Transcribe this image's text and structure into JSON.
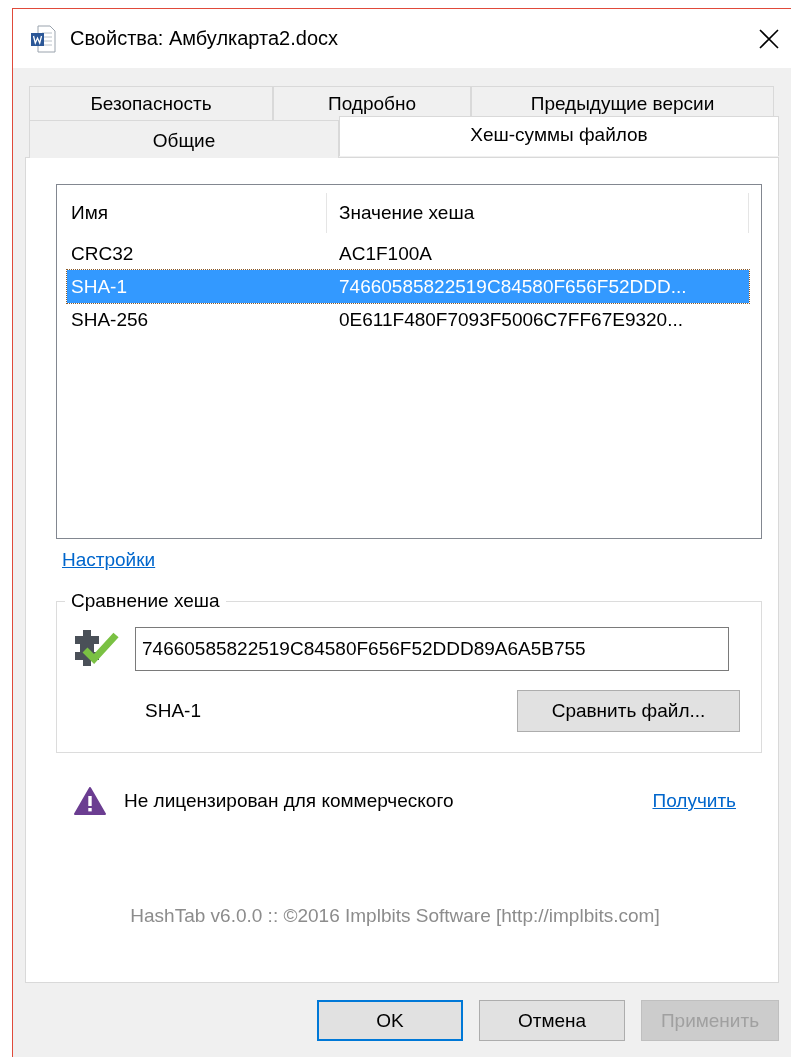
{
  "window": {
    "title": "Свойства: Амбулкарта2.docx"
  },
  "tab_rows": [
    [
      {
        "label": "Безопасность",
        "selected": false
      },
      {
        "label": "Подробно",
        "selected": false
      },
      {
        "label": "Предыдущие версии",
        "selected": false
      }
    ],
    [
      {
        "label": "Общие",
        "selected": false
      },
      {
        "label": "Хеш-суммы файлов",
        "selected": true
      }
    ]
  ],
  "hash_list": {
    "columns": [
      "Имя",
      "Значение хеша"
    ],
    "rows": [
      {
        "name": "CRC32",
        "value": "AC1F100A",
        "selected": false
      },
      {
        "name": "SHA-1",
        "value": "74660585822519C84580F656F52DDD...",
        "selected": true
      },
      {
        "name": "SHA-256",
        "value": "0E611F480F7093F5006C7FF67E9320...",
        "selected": false
      }
    ]
  },
  "settings_link": "Настройки",
  "compare": {
    "title": "Сравнение хеша",
    "value": "74660585822519C84580F656F52DDD89A6A5B755",
    "matched": true,
    "algorithm": "SHA-1",
    "button": "Сравнить файл..."
  },
  "license": {
    "text": "Не лицензирован для коммерческого",
    "link": "Получить"
  },
  "footer": "HashTab v6.0.0 :: ©2016 Implbits Software [http://implbits.com]",
  "buttons": [
    {
      "label": "OK",
      "default": true,
      "disabled": false
    },
    {
      "label": "Отмена",
      "default": false,
      "disabled": false
    },
    {
      "label": "Применить",
      "default": false,
      "disabled": true
    }
  ]
}
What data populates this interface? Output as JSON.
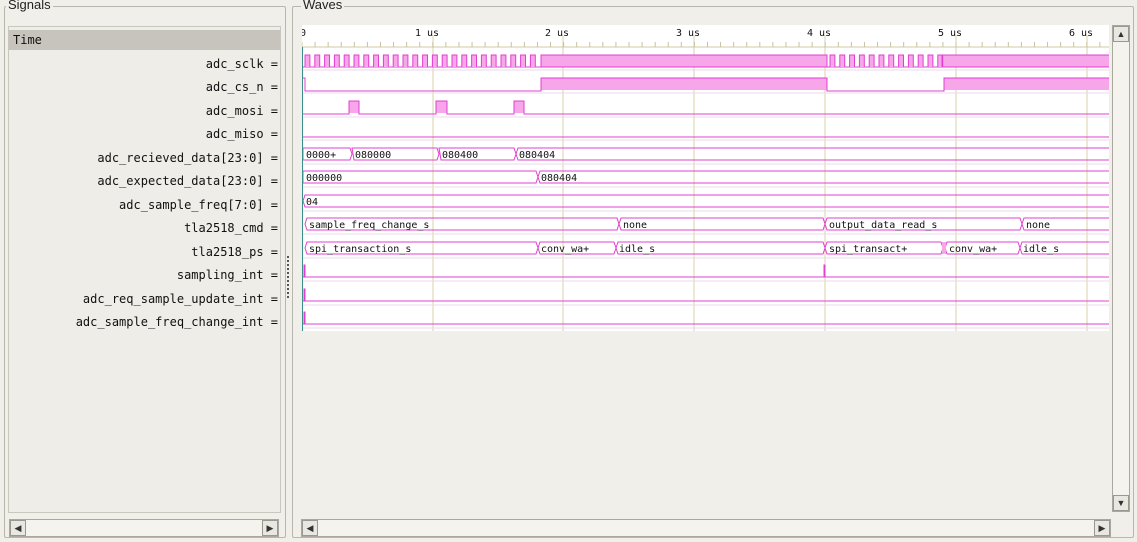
{
  "panels": {
    "signals_title": "Signals",
    "waves_title": "Waves"
  },
  "signals": {
    "time_label": "Time",
    "rows": [
      "adc_sclk =",
      "adc_cs_n =",
      "adc_mosi =",
      "adc_miso =",
      "adc_recieved_data[23:0] =",
      "adc_expected_data[23:0] =",
      "adc_sample_freq[7:0] =",
      "tla2518_cmd =",
      "tla2518_ps =",
      "sampling_int =",
      "adc_req_sample_update_int =",
      "adc_sample_freq_change_int ="
    ]
  },
  "timeline": {
    "start_label": "0",
    "ticks": [
      "1 us",
      "2 us",
      "3 us",
      "4 us",
      "5 us",
      "6 us"
    ]
  },
  "buses": {
    "recieved": [
      "0000+",
      "080000",
      "080400",
      "080404"
    ],
    "expected": [
      "000000",
      "080404"
    ],
    "sample_freq": [
      "04"
    ],
    "cmd": [
      "sample_freq_change_s",
      "none",
      "output_data_read_s",
      "none"
    ],
    "ps": [
      "spi_transaction_s",
      "conv_wa+",
      "idle_s",
      "spi_transact+",
      "conv_wa+",
      "idle_s"
    ]
  },
  "colors": {
    "wave_trace": "#e040d0",
    "wave_fill": "#f7a6ea",
    "grid_line": "#d8d2a8",
    "panel_bg": "#f0efe9",
    "wave_bg": "#ffffff"
  },
  "scroll": {
    "left_icon": "arrow-left-icon",
    "right_icon": "arrow-right-icon",
    "up_icon": "arrow-up-icon",
    "down_icon": "arrow-down-icon"
  }
}
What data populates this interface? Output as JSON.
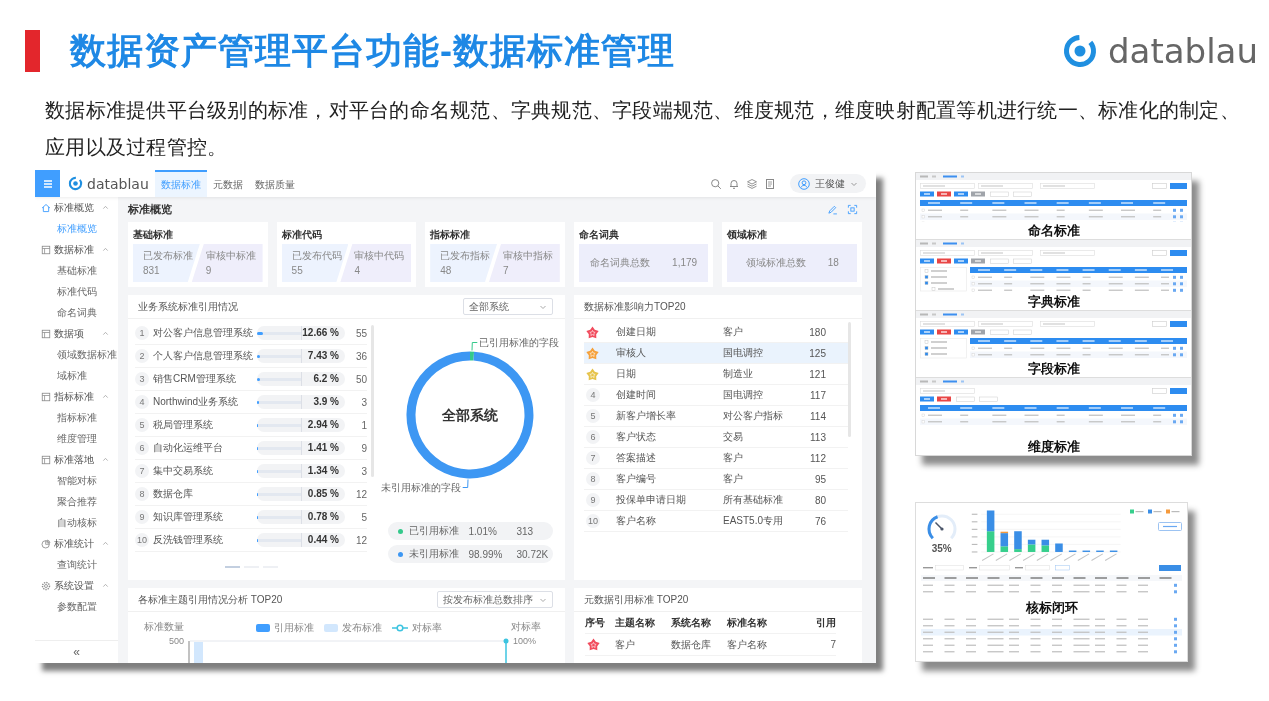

---

## Exercise aim
Filter the records above and return every line that holds the word "arrow".

## Correct output
    "left_icon": "arrow-left-icon",
    "right_icon": "arrow-right-icon",
    "up_icon": "arrow-up-icon",
    "down_icon": "arrow-down-icon"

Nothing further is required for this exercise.